Figure data in JSON |
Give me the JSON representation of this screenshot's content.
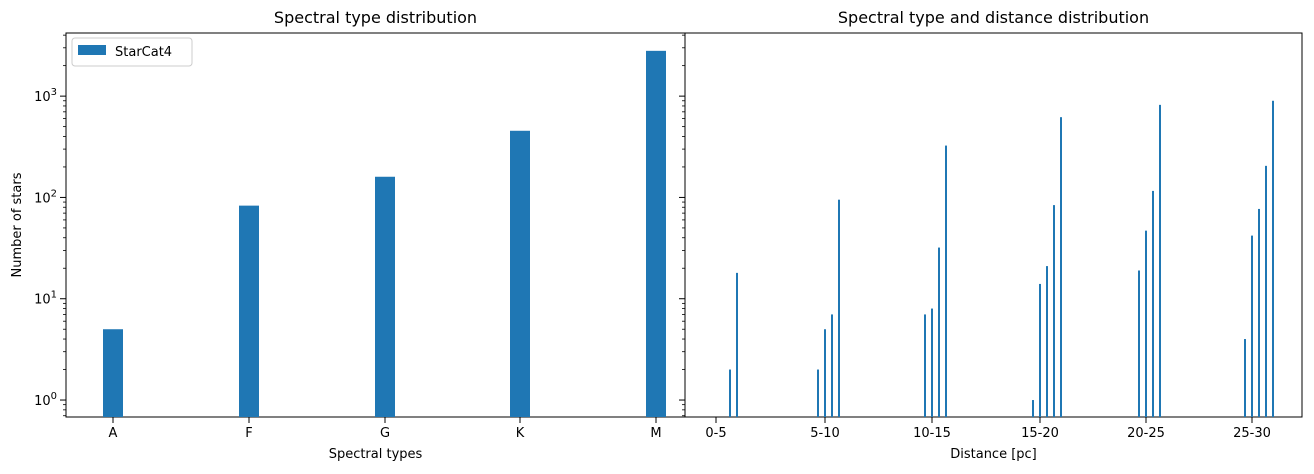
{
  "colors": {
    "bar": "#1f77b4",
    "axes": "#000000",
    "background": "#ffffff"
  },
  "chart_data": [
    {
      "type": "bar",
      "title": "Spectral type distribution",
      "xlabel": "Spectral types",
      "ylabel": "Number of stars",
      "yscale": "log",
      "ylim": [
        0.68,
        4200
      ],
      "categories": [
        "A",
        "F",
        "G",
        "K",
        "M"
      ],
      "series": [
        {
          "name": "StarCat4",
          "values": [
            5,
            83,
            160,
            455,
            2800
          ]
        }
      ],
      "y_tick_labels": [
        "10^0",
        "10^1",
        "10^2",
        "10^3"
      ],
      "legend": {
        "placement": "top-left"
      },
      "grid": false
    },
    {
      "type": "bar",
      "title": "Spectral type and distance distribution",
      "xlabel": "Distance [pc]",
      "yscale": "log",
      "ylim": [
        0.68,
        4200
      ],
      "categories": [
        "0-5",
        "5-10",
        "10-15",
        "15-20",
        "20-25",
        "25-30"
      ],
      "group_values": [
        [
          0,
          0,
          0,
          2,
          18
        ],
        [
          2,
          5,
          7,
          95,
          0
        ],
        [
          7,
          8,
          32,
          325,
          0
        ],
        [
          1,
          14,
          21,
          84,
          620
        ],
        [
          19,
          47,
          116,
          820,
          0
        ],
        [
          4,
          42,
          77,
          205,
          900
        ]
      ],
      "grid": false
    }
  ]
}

Exercise |
Your copy of the data above should match it exactly, except that pictures are left out.

Solution to this exercise |
Give me the JSON representation of this screenshot's content.
{
  "colors": {
    "bar": "#1f77b4",
    "axes": "#000000",
    "background": "#ffffff"
  },
  "chart_data": [
    {
      "type": "bar",
      "title": "Spectral type distribution",
      "xlabel": "Spectral types",
      "ylabel": "Number of stars",
      "yscale": "log",
      "ylim": [
        0.68,
        4200
      ],
      "categories": [
        "A",
        "F",
        "G",
        "K",
        "M"
      ],
      "series": [
        {
          "name": "StarCat4",
          "values": [
            5,
            83,
            160,
            455,
            2800
          ]
        }
      ],
      "y_tick_labels": [
        "10^0",
        "10^1",
        "10^2",
        "10^3"
      ],
      "legend": {
        "placement": "top-left"
      },
      "grid": false
    },
    {
      "type": "bar",
      "title": "Spectral type and distance distribution",
      "xlabel": "Distance [pc]",
      "yscale": "log",
      "ylim": [
        0.68,
        4200
      ],
      "categories": [
        "0-5",
        "5-10",
        "10-15",
        "15-20",
        "20-25",
        "25-30"
      ],
      "group_values": [
        [
          0,
          0,
          0,
          2,
          18
        ],
        [
          2,
          5,
          7,
          95,
          0
        ],
        [
          7,
          8,
          32,
          325,
          0
        ],
        [
          1,
          14,
          21,
          84,
          620
        ],
        [
          19,
          47,
          116,
          820,
          0
        ],
        [
          4,
          42,
          77,
          205,
          900
        ]
      ],
      "grid": false
    }
  ]
}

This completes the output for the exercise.